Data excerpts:
◇ ◇ ◇ ◇ ◇ ◇ ◇
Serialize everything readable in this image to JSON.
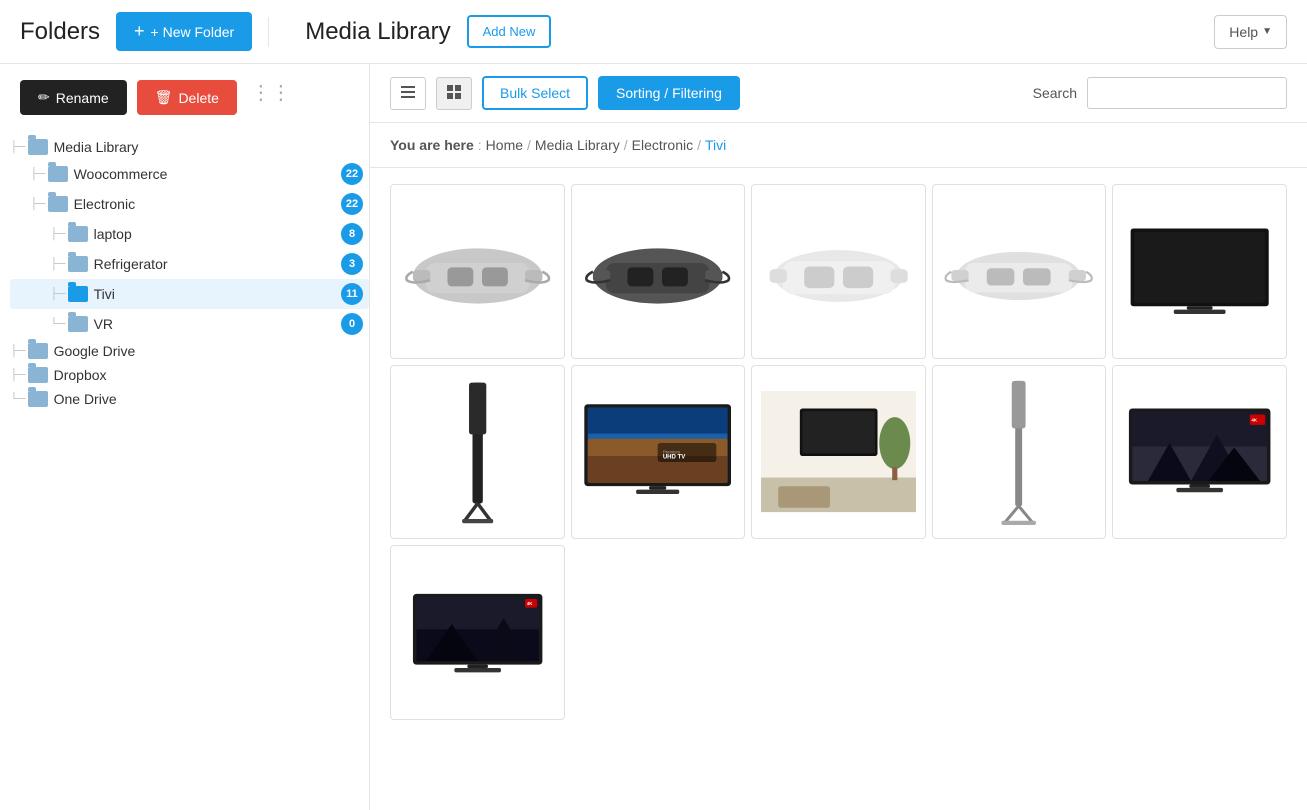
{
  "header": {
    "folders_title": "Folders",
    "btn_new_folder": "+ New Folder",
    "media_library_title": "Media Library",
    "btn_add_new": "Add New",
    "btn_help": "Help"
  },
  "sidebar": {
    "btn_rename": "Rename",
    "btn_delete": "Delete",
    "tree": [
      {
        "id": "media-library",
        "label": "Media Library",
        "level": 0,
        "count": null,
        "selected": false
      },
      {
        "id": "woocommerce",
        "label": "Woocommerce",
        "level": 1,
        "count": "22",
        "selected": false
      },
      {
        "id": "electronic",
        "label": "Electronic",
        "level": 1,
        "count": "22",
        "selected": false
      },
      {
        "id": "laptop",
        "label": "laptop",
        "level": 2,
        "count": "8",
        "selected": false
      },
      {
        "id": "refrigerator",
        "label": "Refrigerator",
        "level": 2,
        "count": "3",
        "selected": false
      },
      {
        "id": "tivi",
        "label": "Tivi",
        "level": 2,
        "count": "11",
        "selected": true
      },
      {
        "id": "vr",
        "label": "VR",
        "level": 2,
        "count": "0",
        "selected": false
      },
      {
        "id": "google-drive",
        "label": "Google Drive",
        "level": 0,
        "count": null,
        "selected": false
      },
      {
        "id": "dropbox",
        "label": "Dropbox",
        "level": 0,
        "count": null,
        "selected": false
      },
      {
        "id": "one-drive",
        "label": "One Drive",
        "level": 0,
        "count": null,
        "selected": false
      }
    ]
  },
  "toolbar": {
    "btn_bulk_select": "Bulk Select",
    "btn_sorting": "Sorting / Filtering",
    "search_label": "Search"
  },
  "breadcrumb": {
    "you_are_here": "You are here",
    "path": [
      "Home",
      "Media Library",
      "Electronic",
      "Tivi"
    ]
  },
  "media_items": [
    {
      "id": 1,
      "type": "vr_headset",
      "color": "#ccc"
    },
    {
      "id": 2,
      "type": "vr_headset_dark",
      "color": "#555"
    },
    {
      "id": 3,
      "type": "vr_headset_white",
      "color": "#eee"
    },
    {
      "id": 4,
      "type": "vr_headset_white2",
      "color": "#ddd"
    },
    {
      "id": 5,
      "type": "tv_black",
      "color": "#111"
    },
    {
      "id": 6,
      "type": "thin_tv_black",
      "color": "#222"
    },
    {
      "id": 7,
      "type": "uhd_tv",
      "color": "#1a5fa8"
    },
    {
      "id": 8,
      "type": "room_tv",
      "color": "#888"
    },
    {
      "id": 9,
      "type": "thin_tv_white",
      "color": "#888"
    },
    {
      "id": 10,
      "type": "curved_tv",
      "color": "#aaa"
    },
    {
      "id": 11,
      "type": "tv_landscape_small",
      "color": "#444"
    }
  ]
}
◇ ◇ ◇ ◇ ◇ ◇ ◇
- _Aim_: Pictures stay out; repeat all the rest of the records exactly.

- _Answer to this problem_:
Serialize everything readable in this image to JSON.
{
  "header": {
    "folders_title": "Folders",
    "btn_new_folder": "+ New Folder",
    "media_library_title": "Media Library",
    "btn_add_new": "Add New",
    "btn_help": "Help"
  },
  "sidebar": {
    "btn_rename": "Rename",
    "btn_delete": "Delete",
    "tree": [
      {
        "id": "media-library",
        "label": "Media Library",
        "level": 0,
        "count": null,
        "selected": false
      },
      {
        "id": "woocommerce",
        "label": "Woocommerce",
        "level": 1,
        "count": "22",
        "selected": false
      },
      {
        "id": "electronic",
        "label": "Electronic",
        "level": 1,
        "count": "22",
        "selected": false
      },
      {
        "id": "laptop",
        "label": "laptop",
        "level": 2,
        "count": "8",
        "selected": false
      },
      {
        "id": "refrigerator",
        "label": "Refrigerator",
        "level": 2,
        "count": "3",
        "selected": false
      },
      {
        "id": "tivi",
        "label": "Tivi",
        "level": 2,
        "count": "11",
        "selected": true
      },
      {
        "id": "vr",
        "label": "VR",
        "level": 2,
        "count": "0",
        "selected": false
      },
      {
        "id": "google-drive",
        "label": "Google Drive",
        "level": 0,
        "count": null,
        "selected": false
      },
      {
        "id": "dropbox",
        "label": "Dropbox",
        "level": 0,
        "count": null,
        "selected": false
      },
      {
        "id": "one-drive",
        "label": "One Drive",
        "level": 0,
        "count": null,
        "selected": false
      }
    ]
  },
  "toolbar": {
    "btn_bulk_select": "Bulk Select",
    "btn_sorting": "Sorting / Filtering",
    "search_label": "Search"
  },
  "breadcrumb": {
    "you_are_here": "You are here",
    "path": [
      "Home",
      "Media Library",
      "Electronic",
      "Tivi"
    ]
  },
  "media_items": [
    {
      "id": 1,
      "type": "vr_headset",
      "color": "#ccc"
    },
    {
      "id": 2,
      "type": "vr_headset_dark",
      "color": "#555"
    },
    {
      "id": 3,
      "type": "vr_headset_white",
      "color": "#eee"
    },
    {
      "id": 4,
      "type": "vr_headset_white2",
      "color": "#ddd"
    },
    {
      "id": 5,
      "type": "tv_black",
      "color": "#111"
    },
    {
      "id": 6,
      "type": "thin_tv_black",
      "color": "#222"
    },
    {
      "id": 7,
      "type": "uhd_tv",
      "color": "#1a5fa8"
    },
    {
      "id": 8,
      "type": "room_tv",
      "color": "#888"
    },
    {
      "id": 9,
      "type": "thin_tv_white",
      "color": "#888"
    },
    {
      "id": 10,
      "type": "curved_tv",
      "color": "#aaa"
    },
    {
      "id": 11,
      "type": "tv_landscape_small",
      "color": "#444"
    }
  ]
}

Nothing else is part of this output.